> **What is being asked**: Pick out all lines of the entries that include the word "Universitario" and copy them.

> **Data provided**:
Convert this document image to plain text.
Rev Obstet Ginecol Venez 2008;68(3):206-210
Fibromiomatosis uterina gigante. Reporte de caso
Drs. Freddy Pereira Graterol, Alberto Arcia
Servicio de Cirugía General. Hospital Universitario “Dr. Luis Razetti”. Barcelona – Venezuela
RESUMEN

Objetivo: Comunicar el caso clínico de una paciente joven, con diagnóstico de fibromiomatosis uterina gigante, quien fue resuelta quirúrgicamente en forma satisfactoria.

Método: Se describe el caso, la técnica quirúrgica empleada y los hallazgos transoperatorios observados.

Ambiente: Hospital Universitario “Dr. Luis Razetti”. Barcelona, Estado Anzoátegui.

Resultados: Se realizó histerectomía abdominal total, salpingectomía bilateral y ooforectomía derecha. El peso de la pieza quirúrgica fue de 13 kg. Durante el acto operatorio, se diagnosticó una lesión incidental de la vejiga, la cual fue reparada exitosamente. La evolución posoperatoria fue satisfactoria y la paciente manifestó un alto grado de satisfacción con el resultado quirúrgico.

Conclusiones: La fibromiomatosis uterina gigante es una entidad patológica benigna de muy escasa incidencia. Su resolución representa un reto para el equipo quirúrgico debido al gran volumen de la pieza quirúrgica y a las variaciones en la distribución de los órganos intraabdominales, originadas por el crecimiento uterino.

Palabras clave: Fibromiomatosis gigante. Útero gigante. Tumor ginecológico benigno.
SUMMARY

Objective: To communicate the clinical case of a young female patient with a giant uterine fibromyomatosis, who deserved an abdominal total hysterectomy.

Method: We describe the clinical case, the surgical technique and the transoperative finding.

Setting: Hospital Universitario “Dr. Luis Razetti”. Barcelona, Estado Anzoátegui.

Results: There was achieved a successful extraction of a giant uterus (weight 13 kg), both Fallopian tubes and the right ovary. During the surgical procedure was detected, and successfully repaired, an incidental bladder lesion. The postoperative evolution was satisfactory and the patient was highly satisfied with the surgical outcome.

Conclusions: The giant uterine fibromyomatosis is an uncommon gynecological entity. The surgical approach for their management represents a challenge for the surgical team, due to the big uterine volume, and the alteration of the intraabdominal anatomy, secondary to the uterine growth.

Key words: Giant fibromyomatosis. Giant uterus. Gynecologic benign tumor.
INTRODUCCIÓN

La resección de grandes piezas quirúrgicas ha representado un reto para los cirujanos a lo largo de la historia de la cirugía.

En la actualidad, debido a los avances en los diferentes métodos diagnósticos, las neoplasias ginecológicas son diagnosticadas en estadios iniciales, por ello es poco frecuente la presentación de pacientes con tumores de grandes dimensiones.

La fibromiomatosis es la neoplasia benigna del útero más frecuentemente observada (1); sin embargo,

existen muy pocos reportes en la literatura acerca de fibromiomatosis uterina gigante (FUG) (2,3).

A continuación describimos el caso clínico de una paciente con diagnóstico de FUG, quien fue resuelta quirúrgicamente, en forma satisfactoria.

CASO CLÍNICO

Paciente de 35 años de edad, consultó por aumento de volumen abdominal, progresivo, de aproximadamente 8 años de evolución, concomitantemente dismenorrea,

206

> **Answer box**:
Servicio de Cirugía General. Hospital Universitario “Dr. Luis Razetti”. Barcelona – Venezuela
Ambiente: Hospital Universitario “Dr. Luis Razetti”. Barcelona, Estado Anzoátegui.
Setting: Hospital Universitario “Dr. Luis Razetti”. Barcelona, Estado Anzoátegui.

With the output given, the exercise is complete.